- REQUEST -
State only how many lines contain the string "data".

- RECORD EXCERPTS -
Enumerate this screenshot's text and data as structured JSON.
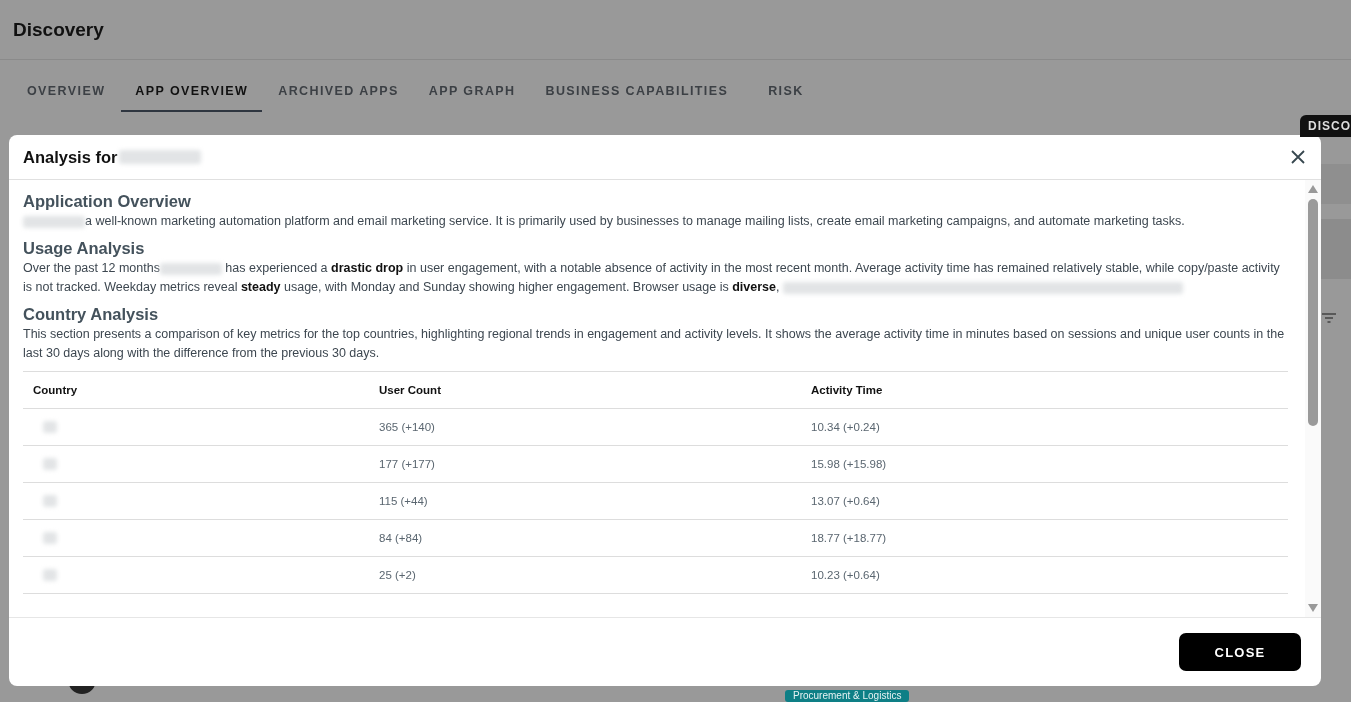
{
  "page": {
    "title": "Discovery",
    "tabs": [
      {
        "label": "OVERVIEW",
        "selected": false
      },
      {
        "label": "APP OVERVIEW",
        "selected": true
      },
      {
        "label": "ARCHIVED APPS",
        "selected": false
      },
      {
        "label": "APP GRAPH",
        "selected": false
      },
      {
        "label": "BUSINESS CAPABILITIES",
        "selected": false
      },
      {
        "label": "RISK",
        "selected": false
      }
    ],
    "badge": "DISCO",
    "tag": "Procurement & Logistics"
  },
  "dialog": {
    "title": "Analysis for",
    "sections": [
      {
        "heading": "Application Overview",
        "paragraphs": [
          [
            {
              "kind": "blur"
            },
            {
              "kind": "text",
              "text": "a well-known marketing automation platform and email marketing service. It is primarily used by businesses to manage mailing lists, create email marketing campaigns, and automate marketing tasks."
            }
          ]
        ]
      },
      {
        "heading": "Usage Analysis",
        "paragraphs": [
          [
            {
              "kind": "text",
              "text": "Over the past 12 months"
            },
            {
              "kind": "blur"
            },
            {
              "kind": "text",
              "text": " has experienced a **drastic drop** in user engagement, with a notable absence of activity in the most recent month. Average activity time has remained relatively stable, while copy/paste activity is not tracked. Weekday metrics reveal **steady** usage, with Monday and Sunday showing higher engagement. Browser usage is **diverse**,"
            },
            {
              "kind": "longblur"
            }
          ]
        ]
      },
      {
        "heading": "Country Analysis",
        "paragraphs": [
          [
            {
              "kind": "text",
              "text": "This section presents a comparison of key metrics for the top countries, highlighting regional trends in engagement and activity levels. It shows the average activity time in minutes based on sessions and unique user counts in the last 30 days along with the difference from the previous 30 days."
            }
          ]
        ]
      }
    ],
    "table": {
      "columns": [
        "Country",
        "User Count",
        "Activity Time"
      ],
      "rows": [
        {
          "user_count": "365 (+140)",
          "activity_time": "10.34 (+0.24)"
        },
        {
          "user_count": "177 (+177)",
          "activity_time": "15.98 (+15.98)"
        },
        {
          "user_count": "115 (+44)",
          "activity_time": "13.07 (+0.64)"
        },
        {
          "user_count": "84 (+84)",
          "activity_time": "18.77 (+18.77)"
        },
        {
          "user_count": "25 (+2)",
          "activity_time": "10.23 (+0.64)"
        }
      ]
    },
    "close_button": "CLOSE"
  }
}
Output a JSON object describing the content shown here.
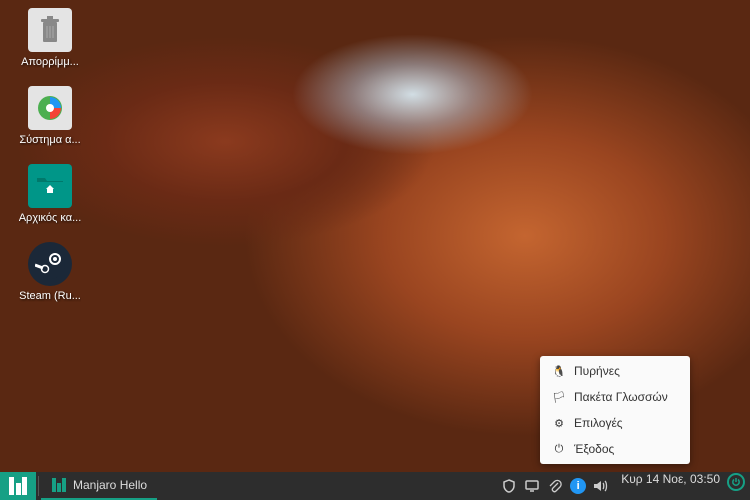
{
  "desktop": {
    "icons": [
      {
        "name": "trash",
        "label": "Απορρίμμ..."
      },
      {
        "name": "system",
        "label": "Σύστημα α..."
      },
      {
        "name": "home",
        "label": "Αρχικός κα..."
      },
      {
        "name": "steam",
        "label": "Steam (Ru..."
      }
    ]
  },
  "context_menu": {
    "items": [
      {
        "icon": "🐧",
        "label": "Πυρήνες"
      },
      {
        "icon": "🏳",
        "label": "Πακέτα Γλωσσών"
      },
      {
        "icon": "⚙",
        "label": "Επιλογές"
      },
      {
        "icon": "⏻",
        "label": "Έξοδος"
      }
    ]
  },
  "taskbar": {
    "active_window": "Manjaro Hello",
    "clock": "Κυρ 14 Νοε, 03:50",
    "tray_icons": [
      "shield",
      "desktop",
      "attachment",
      "info",
      "volume"
    ]
  }
}
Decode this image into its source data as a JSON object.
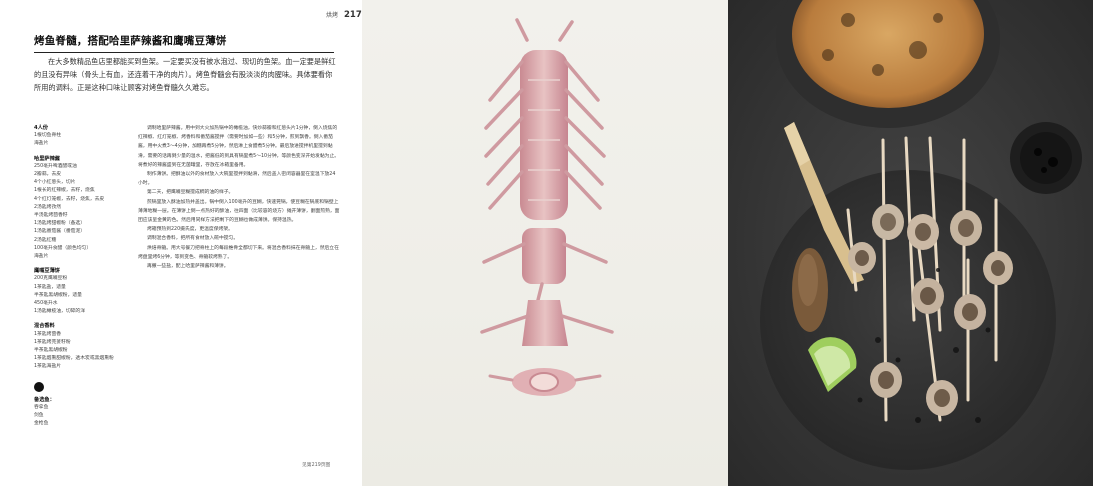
{
  "header": {
    "section": "烘烤",
    "page_number": "217"
  },
  "title": "烤鱼脊髓，搭配哈里萨辣酱和鹰嘴豆薄饼",
  "intro": "在大多数精品鱼店里都能买到鱼架。一定要买没有被水泡过、现切的鱼架。血一定要是鲜红的且没有异味（骨头上有血，还连着干净的肉片）。烤鱼脊髓会有股淡淡的肉腥味。具体要看你所用的调料。正是这种口味让顾客对烤鱼脊髓久久难忘。",
  "sidebar": {
    "serves": {
      "heading": "4人份",
      "items": [
        "1根切鱼脊柱",
        "海盐片"
      ]
    },
    "harissa": {
      "heading": "哈里萨辣酱",
      "items": [
        "250毫升啤酒醋或油",
        "2瓣蒜，去皮",
        "4个小红葱头，切片",
        "1根长的红辣椒，去籽，烧焦",
        "4个红灯笼椒，去籽，烧焦，去皮",
        "2汤匙烤孜然",
        "半汤匙烤茴香籽",
        "1汤匙烤甜椒粉（备选）",
        "1汤匙番茄酱（番茄泥）",
        "2汤匙红糖",
        "100毫升食醋（颜色均匀）",
        "海盐片"
      ]
    },
    "pancake": {
      "heading": "鹰嘴豆薄饼",
      "items": [
        "200克鹰嘴豆粉",
        "1茶匙盐，适量",
        "半茶匙黑胡椒粉，适量",
        "450毫升水",
        "1汤匙橄榄油，切碎的洋"
      ]
    },
    "spices": {
      "heading": "混合香料",
      "items": [
        "1茶匙烤茴香",
        "1茶匙烤芫荽籽粉",
        "半茶匙黑胡椒粉",
        "1茶匙烟熏甜椒粉，透木炭或黑烟熏粉",
        "1茶匙海盐片"
      ]
    },
    "options": {
      "heading": "备选鱼：",
      "items": [
        "吞拿鱼",
        "剑鱼",
        "金枪鱼"
      ]
    }
  },
  "method": [
    "调制哈里萨辣酱。用中到大火加热锅中的橄榄油，快炒蒜瓣和红葱头片1分钟，倒入烧焦的红辣椒、红灯笼椒、烤香料和番茄酱搅拌（需要时加如一些）和5分钟，煎到飘香。倒入番茄酱，用中火煮3～4分钟，加糖再煮5分钟，然后淋上食醋煮5分钟。最后放进搅拌机里搅到黏滑，需要的话再倒少量的温水，把酱低的到具有锅里煮5～10分钟，等颜色变深开始发黏为止。将煮好的辣酱盛到在无菌罐里，存放在冰箱里备用。",
    "制作薄饼。把酥油以外的食材放入大碗里搅拌到黏滑，然后盖入密闭容器里在室温下放24小时。",
    "第二天，把鹰嘴豆糊搅成稠的油的样子。",
    "煎锅里放入酥油加热并盖出。锅中倒入100毫升的豆糊，快速晃锅，使豆糊在锅底和锅壁上薄薄地糊一层。在薄饼上倒一点热好的酥油，往四面（比较容的烧方）摊开薄饼，翻面煎熟，面团应该呈金黄的色。然后用同样方法把剩下的豆糊也做成薄饼。保持温热。",
    "烤箱预热到220摄氏度，更温度保烤架。",
    "调制混合香料，把所有食材放入碗中搅匀。",
    "烘焙脊髓。用大号餐刀把脊柱上的每段椎骨全都切下来。将混合香料抹在脊髓上，然后立在烤盘里烤6分钟，等到变色、脊髓软烤熟了。",
    "再撒一些盐，配上哈里萨辣酱和薄饼。"
  ],
  "footnote": "见第219页图",
  "colors": {
    "text": "#333333",
    "title_rule": "#222222",
    "slate": "#2f2f2f",
    "backdrop": "#f0efe9"
  }
}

- WRITTEN SOLUTION -
2